REQUIREMENTS: State how many lines hold the string "message". Give the number and nothing else.

Data excerpts:
+ + +

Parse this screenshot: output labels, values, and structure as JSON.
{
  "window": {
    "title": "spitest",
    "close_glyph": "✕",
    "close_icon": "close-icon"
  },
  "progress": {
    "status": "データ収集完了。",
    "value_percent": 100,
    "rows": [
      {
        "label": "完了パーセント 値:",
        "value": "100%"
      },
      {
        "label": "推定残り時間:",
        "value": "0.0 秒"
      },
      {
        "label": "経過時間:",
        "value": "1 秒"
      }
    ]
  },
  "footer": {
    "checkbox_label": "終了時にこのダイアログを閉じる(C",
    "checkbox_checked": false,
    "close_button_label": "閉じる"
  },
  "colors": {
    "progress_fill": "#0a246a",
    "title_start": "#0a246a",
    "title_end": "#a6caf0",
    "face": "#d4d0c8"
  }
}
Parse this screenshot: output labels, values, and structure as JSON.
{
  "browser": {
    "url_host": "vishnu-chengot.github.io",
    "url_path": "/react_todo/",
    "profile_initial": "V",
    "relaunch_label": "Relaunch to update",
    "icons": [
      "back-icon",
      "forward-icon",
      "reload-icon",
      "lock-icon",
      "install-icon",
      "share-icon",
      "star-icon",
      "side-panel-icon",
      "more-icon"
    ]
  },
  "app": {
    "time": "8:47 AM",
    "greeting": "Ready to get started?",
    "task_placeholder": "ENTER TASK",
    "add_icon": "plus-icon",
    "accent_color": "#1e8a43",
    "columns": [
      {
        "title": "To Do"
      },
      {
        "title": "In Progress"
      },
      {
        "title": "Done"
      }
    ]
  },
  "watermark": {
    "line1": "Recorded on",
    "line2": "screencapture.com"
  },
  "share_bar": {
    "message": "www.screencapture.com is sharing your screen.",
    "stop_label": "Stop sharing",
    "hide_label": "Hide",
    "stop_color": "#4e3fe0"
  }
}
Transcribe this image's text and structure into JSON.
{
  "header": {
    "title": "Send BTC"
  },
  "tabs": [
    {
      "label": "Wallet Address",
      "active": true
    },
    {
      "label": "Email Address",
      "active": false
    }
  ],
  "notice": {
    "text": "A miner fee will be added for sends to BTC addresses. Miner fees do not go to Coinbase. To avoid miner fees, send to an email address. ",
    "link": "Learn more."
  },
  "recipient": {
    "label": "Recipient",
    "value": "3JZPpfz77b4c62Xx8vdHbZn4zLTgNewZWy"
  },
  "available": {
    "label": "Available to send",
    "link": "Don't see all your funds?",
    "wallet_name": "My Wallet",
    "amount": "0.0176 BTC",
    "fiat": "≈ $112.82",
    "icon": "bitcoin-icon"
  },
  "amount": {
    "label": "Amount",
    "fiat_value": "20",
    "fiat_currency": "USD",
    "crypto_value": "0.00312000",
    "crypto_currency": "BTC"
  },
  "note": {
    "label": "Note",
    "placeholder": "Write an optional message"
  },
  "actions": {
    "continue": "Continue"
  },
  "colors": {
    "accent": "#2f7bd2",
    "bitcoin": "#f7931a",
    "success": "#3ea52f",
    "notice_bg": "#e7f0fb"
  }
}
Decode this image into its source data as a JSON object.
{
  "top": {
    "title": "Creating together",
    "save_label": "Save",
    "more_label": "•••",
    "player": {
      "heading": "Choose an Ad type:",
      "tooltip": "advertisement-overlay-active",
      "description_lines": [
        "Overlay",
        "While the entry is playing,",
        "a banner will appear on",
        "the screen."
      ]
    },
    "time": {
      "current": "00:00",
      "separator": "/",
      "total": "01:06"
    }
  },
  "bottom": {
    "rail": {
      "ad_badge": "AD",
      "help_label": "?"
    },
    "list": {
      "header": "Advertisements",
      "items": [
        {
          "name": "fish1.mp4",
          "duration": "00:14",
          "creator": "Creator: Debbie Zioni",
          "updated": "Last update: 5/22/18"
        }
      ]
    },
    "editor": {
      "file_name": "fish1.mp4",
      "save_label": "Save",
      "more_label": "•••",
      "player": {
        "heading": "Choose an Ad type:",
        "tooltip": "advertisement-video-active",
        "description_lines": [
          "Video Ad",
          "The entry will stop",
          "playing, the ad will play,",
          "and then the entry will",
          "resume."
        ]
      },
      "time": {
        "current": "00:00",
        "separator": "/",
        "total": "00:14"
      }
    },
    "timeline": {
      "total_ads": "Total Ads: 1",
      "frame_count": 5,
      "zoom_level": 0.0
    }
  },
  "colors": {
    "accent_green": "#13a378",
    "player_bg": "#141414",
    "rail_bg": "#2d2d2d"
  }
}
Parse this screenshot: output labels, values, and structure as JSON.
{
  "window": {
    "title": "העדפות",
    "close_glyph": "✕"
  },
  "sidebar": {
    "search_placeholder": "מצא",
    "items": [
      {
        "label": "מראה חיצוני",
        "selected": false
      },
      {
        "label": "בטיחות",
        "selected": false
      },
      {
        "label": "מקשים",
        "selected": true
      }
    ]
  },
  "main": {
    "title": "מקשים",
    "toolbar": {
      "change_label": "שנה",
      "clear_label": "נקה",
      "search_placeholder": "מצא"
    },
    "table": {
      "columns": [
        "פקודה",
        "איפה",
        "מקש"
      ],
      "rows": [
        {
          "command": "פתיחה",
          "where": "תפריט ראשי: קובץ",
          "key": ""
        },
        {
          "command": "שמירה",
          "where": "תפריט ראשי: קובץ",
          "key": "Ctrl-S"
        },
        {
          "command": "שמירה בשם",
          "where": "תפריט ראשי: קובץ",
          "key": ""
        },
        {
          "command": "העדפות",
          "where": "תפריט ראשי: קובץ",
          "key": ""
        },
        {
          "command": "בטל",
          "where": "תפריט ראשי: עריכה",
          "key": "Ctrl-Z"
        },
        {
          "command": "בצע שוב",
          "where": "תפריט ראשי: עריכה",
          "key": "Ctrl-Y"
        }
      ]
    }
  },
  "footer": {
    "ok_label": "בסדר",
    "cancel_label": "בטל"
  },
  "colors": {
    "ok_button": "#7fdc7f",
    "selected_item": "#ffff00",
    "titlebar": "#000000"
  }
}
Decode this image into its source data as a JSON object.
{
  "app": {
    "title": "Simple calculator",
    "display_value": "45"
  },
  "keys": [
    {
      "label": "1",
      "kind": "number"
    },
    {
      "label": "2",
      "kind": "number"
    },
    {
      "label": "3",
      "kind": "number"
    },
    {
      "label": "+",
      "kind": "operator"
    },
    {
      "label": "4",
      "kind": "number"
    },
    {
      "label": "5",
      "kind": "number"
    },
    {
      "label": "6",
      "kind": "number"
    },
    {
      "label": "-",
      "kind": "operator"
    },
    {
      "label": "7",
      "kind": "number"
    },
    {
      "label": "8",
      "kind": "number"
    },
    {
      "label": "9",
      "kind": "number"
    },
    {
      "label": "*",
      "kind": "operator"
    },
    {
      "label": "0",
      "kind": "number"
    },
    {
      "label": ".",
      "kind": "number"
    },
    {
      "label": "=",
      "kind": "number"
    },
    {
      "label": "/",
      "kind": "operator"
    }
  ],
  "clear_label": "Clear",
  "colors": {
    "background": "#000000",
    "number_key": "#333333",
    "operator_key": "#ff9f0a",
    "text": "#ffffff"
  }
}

+ + +

COMPLETED EXERCISE: 2